TEXTAUSZUG »
----------------------------------------

Coronavirus: Der Spielbetrieb im Amateurfußball ruht bis mindestens 19. April. Nur Individualtraining möglich.

Wenn man sich mit Thomas Virnich über die aktuelle Situation im Amateurfußball unterhält, wird schnell klar: Der 50-Jährige ist eben nicht nur Trainer des Mittelrheinligisten Viktoria Arnoldsweiler. In seinem Sportgeschäft, das wie unzählige andere Geschäfte für den persönlichen Besuch geschlossen ist, arbeitet er die Bestellungen ab.

Dabei kreisen seine Gedanken häufig um die Ausbreitung des Coronavirus und seine Folgen für die Menschen, besonders die gesundheitlichen: „Wichtig ist, dass alle Erkrankten wieder gesund werden. Und wenn dann irgendwann einmal wieder Fußball gespielt werden kann, dann ist das eine schöne Sache.“ So plagt ihn schon mal das schlechte Gewissen, wenn er sich die Frage stellt, wann denn wieder der Ball rollt.

Bis zum 19. April ruht der Spielbetrieb vorläufig. Trainiert werden darf wegen der Ansteckungsgefahr auch nur individuell.

Voller Bewegungsdrang

„Ich habe den Spielern keinen individuellen Trainingsplan mitgegeben“, sagt er und fährt fort: „Die liegen nicht auf der Couch, die sind so voller Bewegungsdrang, die halten sich aus eigenem Antrieb schon so fit, dass wir, wenn es nötig sein sollte, innerhalb einer Woche den Spielbetrieb wieder aufnehmen können.“

Doch wann wird der Ball wieder rollen? „Es wäre auf jeden Fall gut, wenn die Spielzeit ein vernünftiges Ende finden würde“, sagt Virnich und fügt schmunzelnd hinzu: „Wir stehen ja auch noch im Halbfinale des Mittelrheinpokals. Ich hätte nichts dagegen, wenn man uns direkt in den DFB-Pokal setzen würde.“

Im Hintergrund basteln Virnich und die Verantwortlichen der Viktoria an der Zusammenstellung des Kaders für die kommende Saison: „Leider kann ich mich mit den Spielern nicht treffen. Ich setze mich lieber mit ihnen zusammen, als dass ich telefoniere. Es geht aber im Interesse der Gesundheit nicht anders.“

Die Folgen des Coronavirus haben Coach Jochen Küppers, Spieler und Verantwortliche des Landesligisten Union Schafhausen früher als andere Vereine zu spüren bekommen. Im Kreis Heinsberg, dem am meisten betroffenen Kreis in Deutschland, fielen bereits Spieltage aus, als Corona in anderen Regionen nur ein Wort war. Trainer und Kicker haben schon vor Wochen die Situation angenommen: Nach den Auswärtspartien haben sie ihre Trikots selbst gewaschen, sind nach dem Training verschwitzt nach Hause gefahren und haben sich dort geduscht. „Uns war schnell klar, dass wir in die aktuelle Situation geraten würden“, sagt Küppers.

----------------------------------------

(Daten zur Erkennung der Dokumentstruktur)
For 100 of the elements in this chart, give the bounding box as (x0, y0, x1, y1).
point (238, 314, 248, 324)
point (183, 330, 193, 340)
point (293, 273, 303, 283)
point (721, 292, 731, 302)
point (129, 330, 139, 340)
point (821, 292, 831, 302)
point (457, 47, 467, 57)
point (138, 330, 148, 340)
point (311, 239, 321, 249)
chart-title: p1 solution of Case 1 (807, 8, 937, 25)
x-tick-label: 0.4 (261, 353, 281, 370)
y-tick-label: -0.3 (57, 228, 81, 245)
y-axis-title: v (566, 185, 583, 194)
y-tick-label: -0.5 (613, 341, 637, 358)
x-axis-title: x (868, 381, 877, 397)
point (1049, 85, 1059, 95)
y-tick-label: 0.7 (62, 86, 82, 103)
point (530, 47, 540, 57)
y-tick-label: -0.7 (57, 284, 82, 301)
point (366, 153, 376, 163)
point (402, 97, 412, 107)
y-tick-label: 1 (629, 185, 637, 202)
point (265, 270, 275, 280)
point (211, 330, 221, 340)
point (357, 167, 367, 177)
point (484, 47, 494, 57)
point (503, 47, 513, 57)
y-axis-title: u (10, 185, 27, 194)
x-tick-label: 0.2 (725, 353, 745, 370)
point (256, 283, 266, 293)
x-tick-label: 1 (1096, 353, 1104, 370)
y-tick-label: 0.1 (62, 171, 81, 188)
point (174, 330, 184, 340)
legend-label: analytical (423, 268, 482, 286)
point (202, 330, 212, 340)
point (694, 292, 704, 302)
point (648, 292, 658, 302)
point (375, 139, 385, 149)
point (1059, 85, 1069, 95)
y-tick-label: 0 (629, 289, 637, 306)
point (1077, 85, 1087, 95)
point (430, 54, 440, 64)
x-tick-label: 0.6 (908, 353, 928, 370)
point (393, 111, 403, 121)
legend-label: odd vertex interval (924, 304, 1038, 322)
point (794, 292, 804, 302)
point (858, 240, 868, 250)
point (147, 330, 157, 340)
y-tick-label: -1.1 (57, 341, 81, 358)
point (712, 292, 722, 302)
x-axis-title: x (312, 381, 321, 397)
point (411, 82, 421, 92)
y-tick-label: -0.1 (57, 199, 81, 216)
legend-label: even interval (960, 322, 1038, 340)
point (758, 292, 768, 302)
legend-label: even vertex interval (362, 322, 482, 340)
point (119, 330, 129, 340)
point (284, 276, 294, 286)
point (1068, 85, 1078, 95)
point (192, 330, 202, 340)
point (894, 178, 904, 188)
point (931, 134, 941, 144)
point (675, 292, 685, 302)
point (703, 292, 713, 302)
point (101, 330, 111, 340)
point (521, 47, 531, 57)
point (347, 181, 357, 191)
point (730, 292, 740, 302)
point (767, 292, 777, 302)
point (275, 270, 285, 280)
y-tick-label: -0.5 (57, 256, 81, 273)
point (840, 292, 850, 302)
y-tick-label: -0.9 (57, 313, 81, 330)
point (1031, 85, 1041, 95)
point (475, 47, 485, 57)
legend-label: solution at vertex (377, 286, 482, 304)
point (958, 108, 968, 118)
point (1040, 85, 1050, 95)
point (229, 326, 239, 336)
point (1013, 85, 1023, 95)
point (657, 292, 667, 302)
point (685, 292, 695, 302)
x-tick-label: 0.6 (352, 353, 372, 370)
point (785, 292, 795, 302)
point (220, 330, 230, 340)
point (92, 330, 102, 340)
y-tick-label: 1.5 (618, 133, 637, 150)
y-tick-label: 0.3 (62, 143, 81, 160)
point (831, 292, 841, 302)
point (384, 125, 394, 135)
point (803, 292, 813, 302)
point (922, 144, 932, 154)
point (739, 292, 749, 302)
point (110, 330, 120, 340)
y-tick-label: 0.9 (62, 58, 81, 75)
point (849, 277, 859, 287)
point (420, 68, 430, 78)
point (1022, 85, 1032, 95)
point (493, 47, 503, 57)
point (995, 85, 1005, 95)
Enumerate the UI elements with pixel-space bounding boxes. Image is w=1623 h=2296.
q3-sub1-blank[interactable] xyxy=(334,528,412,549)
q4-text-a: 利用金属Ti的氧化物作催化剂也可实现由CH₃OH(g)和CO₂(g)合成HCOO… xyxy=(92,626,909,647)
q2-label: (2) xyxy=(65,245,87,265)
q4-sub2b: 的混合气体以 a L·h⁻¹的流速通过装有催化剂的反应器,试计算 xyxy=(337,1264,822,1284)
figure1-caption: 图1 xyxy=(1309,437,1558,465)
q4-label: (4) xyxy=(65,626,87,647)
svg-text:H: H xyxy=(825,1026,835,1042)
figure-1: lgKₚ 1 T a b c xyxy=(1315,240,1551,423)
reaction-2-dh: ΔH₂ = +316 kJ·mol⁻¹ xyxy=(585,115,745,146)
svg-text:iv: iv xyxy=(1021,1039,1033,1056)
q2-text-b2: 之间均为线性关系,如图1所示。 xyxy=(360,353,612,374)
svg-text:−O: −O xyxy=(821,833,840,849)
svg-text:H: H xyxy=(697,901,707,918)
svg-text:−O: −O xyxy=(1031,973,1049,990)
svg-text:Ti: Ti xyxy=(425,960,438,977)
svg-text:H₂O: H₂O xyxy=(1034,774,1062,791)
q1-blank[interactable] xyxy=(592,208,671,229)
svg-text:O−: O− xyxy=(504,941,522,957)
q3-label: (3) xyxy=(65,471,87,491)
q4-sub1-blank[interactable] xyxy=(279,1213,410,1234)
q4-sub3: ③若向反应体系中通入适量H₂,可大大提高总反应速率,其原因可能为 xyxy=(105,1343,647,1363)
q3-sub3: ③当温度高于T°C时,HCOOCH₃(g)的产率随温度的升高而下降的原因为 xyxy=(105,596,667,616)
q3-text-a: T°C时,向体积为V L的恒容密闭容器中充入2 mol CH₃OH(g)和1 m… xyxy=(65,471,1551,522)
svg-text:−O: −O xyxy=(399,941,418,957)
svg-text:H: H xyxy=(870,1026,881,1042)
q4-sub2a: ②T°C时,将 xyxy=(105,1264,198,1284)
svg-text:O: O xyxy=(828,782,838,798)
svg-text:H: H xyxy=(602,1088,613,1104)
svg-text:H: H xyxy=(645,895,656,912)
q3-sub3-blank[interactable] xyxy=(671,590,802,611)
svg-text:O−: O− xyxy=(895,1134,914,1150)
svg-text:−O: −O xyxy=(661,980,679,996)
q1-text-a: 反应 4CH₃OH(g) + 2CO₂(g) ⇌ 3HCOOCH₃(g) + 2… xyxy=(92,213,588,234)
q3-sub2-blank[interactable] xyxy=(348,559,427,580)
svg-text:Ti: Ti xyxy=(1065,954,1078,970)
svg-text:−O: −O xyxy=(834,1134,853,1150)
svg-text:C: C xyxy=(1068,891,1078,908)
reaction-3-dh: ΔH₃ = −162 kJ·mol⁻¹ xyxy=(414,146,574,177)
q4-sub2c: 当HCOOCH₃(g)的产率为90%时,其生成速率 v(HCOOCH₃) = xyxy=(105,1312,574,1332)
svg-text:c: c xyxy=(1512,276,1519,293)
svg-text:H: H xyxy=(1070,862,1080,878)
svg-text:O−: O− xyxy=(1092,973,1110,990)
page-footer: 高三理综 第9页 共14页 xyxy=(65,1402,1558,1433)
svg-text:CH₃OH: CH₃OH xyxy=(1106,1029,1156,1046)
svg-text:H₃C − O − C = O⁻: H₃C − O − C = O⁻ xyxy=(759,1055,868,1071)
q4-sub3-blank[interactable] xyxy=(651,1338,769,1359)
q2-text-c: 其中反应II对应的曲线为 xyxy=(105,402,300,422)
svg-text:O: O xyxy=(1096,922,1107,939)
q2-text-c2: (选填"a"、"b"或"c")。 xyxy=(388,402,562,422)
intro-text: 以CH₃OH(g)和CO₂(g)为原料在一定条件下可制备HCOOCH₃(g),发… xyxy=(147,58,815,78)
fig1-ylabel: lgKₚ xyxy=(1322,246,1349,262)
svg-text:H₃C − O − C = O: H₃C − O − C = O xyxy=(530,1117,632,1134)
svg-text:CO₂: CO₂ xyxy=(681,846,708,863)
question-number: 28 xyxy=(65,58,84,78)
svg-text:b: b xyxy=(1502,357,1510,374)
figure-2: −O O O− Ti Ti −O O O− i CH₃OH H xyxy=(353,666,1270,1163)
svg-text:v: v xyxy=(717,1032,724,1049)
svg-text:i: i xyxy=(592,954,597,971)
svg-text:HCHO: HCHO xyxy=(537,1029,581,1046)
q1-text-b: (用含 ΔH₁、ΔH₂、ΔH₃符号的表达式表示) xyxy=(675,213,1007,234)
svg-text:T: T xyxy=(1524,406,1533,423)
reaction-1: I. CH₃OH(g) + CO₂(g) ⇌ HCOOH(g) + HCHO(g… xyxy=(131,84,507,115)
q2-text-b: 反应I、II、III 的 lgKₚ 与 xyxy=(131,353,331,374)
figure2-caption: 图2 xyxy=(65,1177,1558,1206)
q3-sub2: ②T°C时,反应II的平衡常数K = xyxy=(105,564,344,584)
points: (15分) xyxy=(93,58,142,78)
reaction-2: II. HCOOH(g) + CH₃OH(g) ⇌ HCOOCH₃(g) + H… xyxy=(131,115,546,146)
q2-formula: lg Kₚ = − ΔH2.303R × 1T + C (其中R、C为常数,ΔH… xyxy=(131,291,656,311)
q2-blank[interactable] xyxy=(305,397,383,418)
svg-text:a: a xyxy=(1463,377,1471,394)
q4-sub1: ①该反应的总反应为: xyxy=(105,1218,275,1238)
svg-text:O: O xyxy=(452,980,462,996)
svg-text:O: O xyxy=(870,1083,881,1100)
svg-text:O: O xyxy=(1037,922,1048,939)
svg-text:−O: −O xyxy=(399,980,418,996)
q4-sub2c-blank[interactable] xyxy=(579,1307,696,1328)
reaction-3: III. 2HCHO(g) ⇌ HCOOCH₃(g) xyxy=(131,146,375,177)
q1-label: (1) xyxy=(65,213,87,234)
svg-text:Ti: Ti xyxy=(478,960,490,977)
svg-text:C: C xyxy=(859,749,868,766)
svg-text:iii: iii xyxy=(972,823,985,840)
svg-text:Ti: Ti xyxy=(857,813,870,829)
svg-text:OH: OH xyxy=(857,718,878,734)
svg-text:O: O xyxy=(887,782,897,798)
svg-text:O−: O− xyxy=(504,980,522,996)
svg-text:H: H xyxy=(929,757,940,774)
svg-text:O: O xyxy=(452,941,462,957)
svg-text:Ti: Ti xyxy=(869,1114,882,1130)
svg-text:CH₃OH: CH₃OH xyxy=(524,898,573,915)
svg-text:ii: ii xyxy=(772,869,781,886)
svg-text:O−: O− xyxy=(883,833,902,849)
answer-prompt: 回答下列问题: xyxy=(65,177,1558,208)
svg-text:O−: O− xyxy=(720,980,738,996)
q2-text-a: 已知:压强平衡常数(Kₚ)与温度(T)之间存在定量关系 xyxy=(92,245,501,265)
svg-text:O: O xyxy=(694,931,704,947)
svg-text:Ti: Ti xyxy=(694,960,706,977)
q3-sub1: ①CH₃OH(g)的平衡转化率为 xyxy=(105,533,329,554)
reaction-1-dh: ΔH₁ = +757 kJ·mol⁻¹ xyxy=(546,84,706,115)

----------------------------------------

AUFGABE » Schreibe den Abschnitt des Textes über den Amateurfußball zwischen "Wenn man sich" und "auch nur individuell.", einschließlich, noch einmal ab. Ändere dabei "Sportgeschäft" in "Sportfachgeschäft".

LÖSUNG »
Wenn man sich mit Thomas Virnich über die aktuelle Situation im Amateurfußball unterhält, wird schnell klar: Der 50-Jährige ist eben nicht nur Trainer des Mittelrheinligisten Viktoria Arnoldsweiler. In seinem Sportfachgeschäft, das wie unzählige andere Geschäfte für den persönlichen Besuch geschlossen ist, arbeitet er die Bestellungen ab.

Dabei kreisen seine Gedanken häufig um die Ausbreitung des Coronavirus und seine Folgen für die Menschen, besonders die gesundheitlichen: „Wichtig ist, dass alle Erkrankten wieder gesund werden. Und wenn dann irgendwann einmal wieder Fußball gespielt werden kann, dann ist das eine schöne Sache.“ So plagt ihn schon mal das schlechte Gewissen, wenn er sich die Frage stellt, wann denn wieder der Ball rollt.

Bis zum 19. April ruht der Spielbetrieb vorläufig. Trainiert werden darf wegen der Ansteckungsgefahr auch nur individuell.